Exercise objective
Copy out all lines carrying the word "保持绳长不变".

-.-.-

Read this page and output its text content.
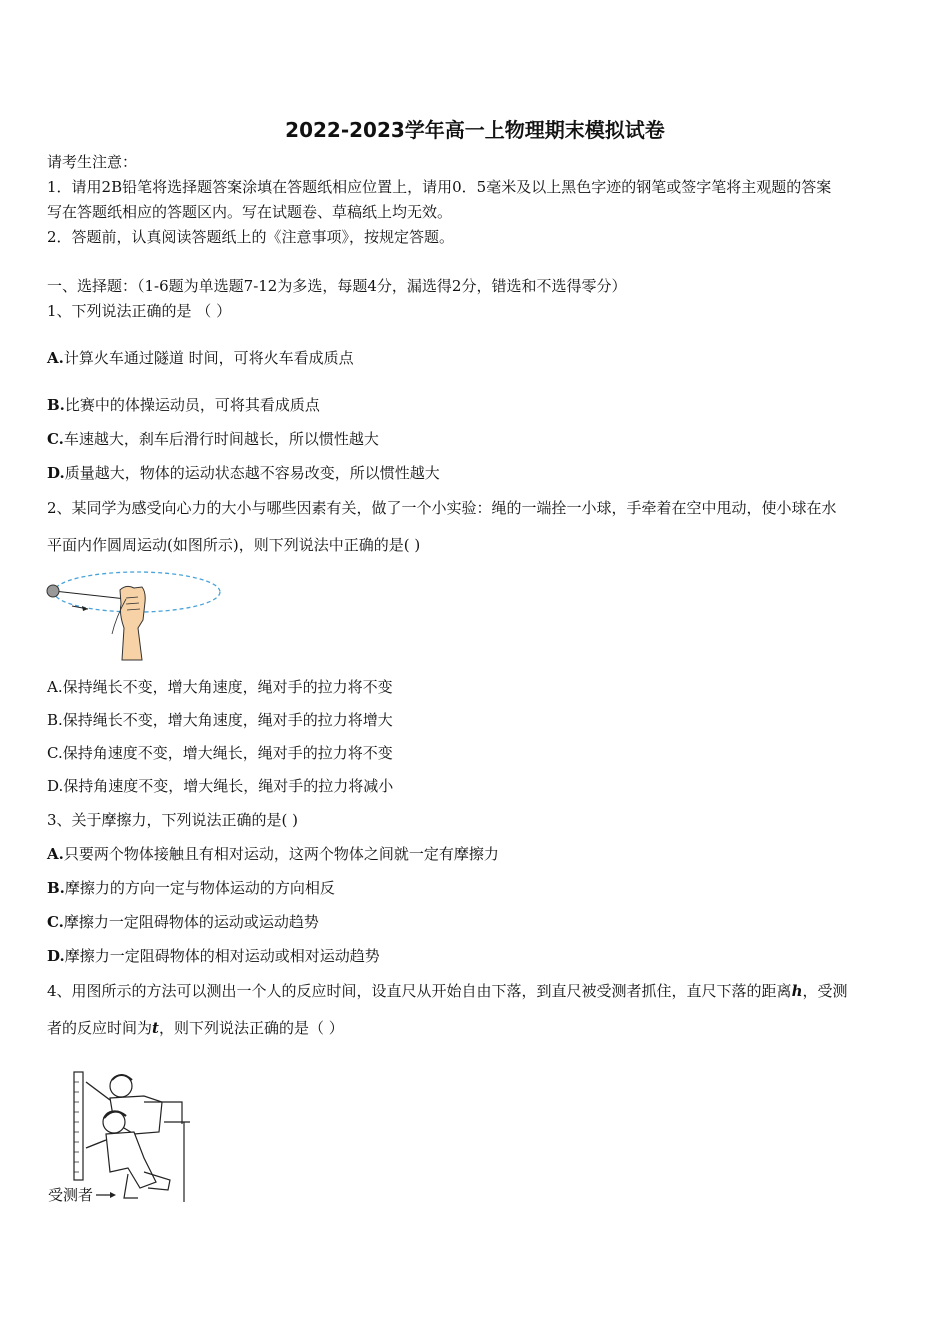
2022-2023学年高一上物理期末模拟试卷
请考生注意：
1．请用2B铅笔将选择题答案涂填在答题纸相应位置上，请用0．5毫米及以上黑色字迹的钢笔或签字笔将主观题的答案
写在答题纸相应的答题区内。写在试题卷、草稿纸上均无效。
2．答题前，认真阅读答题纸上的《注意事项》，按规定答题。
一、选择题：（1-6题为单选题7-12为多选，每题4分，漏选得2分，错选和不选得零分）
1、下列说法正确的是 （ ）
A.计算火车通过隧道 时间，可将火车看成质点
B.比赛中的体操运动员，可将其看成质点
C.车速越大，刹车后滑行时间越长，所以惯性越大
D.质量越大，物体的运动状态越不容易改变，所以惯性越大
2、某同学为感受向心力的大小与哪些因素有关，做了一个小实验：绳的一端拴一小球，手牵着在空中甩动，使小球在水
平面内作圆周运动(如图所示)，则下列说法中正确的是( )
A.保持绳长不变，增大角速度，绳对手的拉力将不变
B.保持绳长不变，增大角速度，绳对手的拉力将增大
C.保持角速度不变，增大绳长，绳对手的拉力将不变
D.保持角速度不变，增大绳长，绳对手的拉力将减小
3、关于摩擦力，下列说法正确的是( )
A.只要两个物体接触且有相对运动，这两个物体之间就一定有摩擦力
B.摩擦力的方向一定与物体运动的方向相反
C.摩擦力一定阻碍物体的运动或运动趋势
D.摩擦力一定阻碍物体的相对运动或相对运动趋势
4、用图所示的方法可以测出一个人的反应时间，设直尺从开始自由下落，到直尺被受测者抓住，直尺下落的距离h，受测
者的反应时间为t，则下列说法正确的是（ ）
受测者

-.-.-

Output of the task
A.保持绳长不变，增大角速度，绳对手的拉力将不变
B.保持绳长不变，增大角速度，绳对手的拉力将增大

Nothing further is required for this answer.